● Written problem: Copy each line containing the word "的度数为" from the records that follow, please.

[Recorded data]
╔══

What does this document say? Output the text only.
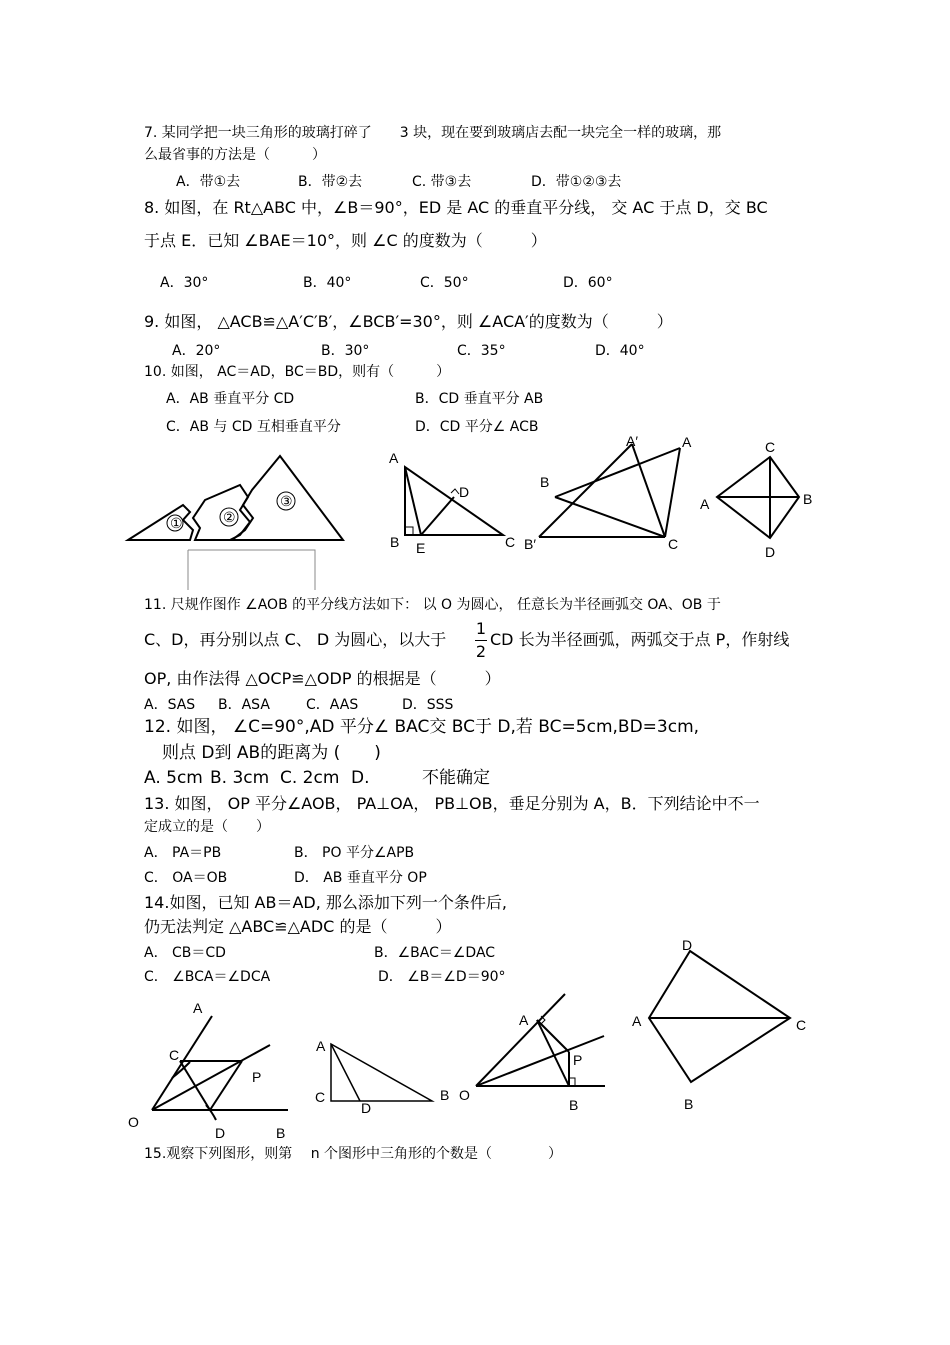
7. 某同学把一块三角形的玻璃打碎了　　3 块，现在要到玻璃店去配一块完全一样的玻璃，那
么最省事的方法是（　　　）
A．带①去	B．带②去	C. 带③去	D．带①②③去
8. 如图，在 Rt△ABC 中，∠B＝90°，ED 是 AC 的垂直平分线， 交 AC 于点 D，交 BC
于点 E．已知 ∠BAE＝10°，则 ∠C 的度数为（　　　）
A．30°	B．40°	C．50°	D．60°
9. 如图， △ACB≌△A′C′B′，∠BCB′=30°，则 ∠ACA′的度数为（　　　）
A．20°	B．30°	C．35°	D．40°
10. 如图， AC＝AD，BC＝BD，则有（　　　）
A．AB 垂直平分 CD	B．CD 垂直平分 AB
C．AB 与 CD 互相垂直平分	D．CD 平分∠ ACB
①	②
③
A
D
B E	C
A′	A
B
B′	C
C
A	B
D
11. 尺规作图作 ∠AOB 的平分线方法如下： 以 O 为圆心， 任意长为半径画弧交 OA、OB 于
C、D，再分别以点 C、 D 为圆心，以大于
1
2
CD 长为半径画弧，两弧交于点 P，作射线
OP, 由作法得 △OCP≌△ODP 的根据是（　　　）
A．SAS B．ASA	C．AAS	D．SSS
12. 如图， ∠C=90°,AD 平分∠ BAC交 BC于 D,若 BC=5cm,BD=3cm,
则点 D到 AB的距离为 (　　)
A. 5cm B. 3cm C. 2cm D.	不能确定
13. 如图， OP 平分∠AOB， PA⊥OA， PB⊥OB，垂足分别为 A，B．下列结论中不一
定成立的是（　　）
A． PA＝PB	B． PO 平分∠APB
C． OA＝OB	D． AB 垂直平分 OP
14.如图，已知 AB＝AD, 那么添加下列一个条件后,
仍无法判定 △ABC≌△ADC 的是（　　　）
A． CB＝CD	B．∠BAC＝∠DAC
C． ∠BCA＝∠DCA	D． ∠B＝∠D＝90°
A
C
P
O
D	B
A
C
D
B
A
P
O
B
D
A	C
B
15.观察下列图形，则第　 n 个图形中三角形的个数是（　　　　）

╚══

● Exercise response:
于点 E．已知 ∠BAE＝10°，则 ∠C 的度数为（　　　）
9. 如图， △ACB≌△A′C′B′，∠BCB′=30°，则 ∠ACA′的度数为（　　　）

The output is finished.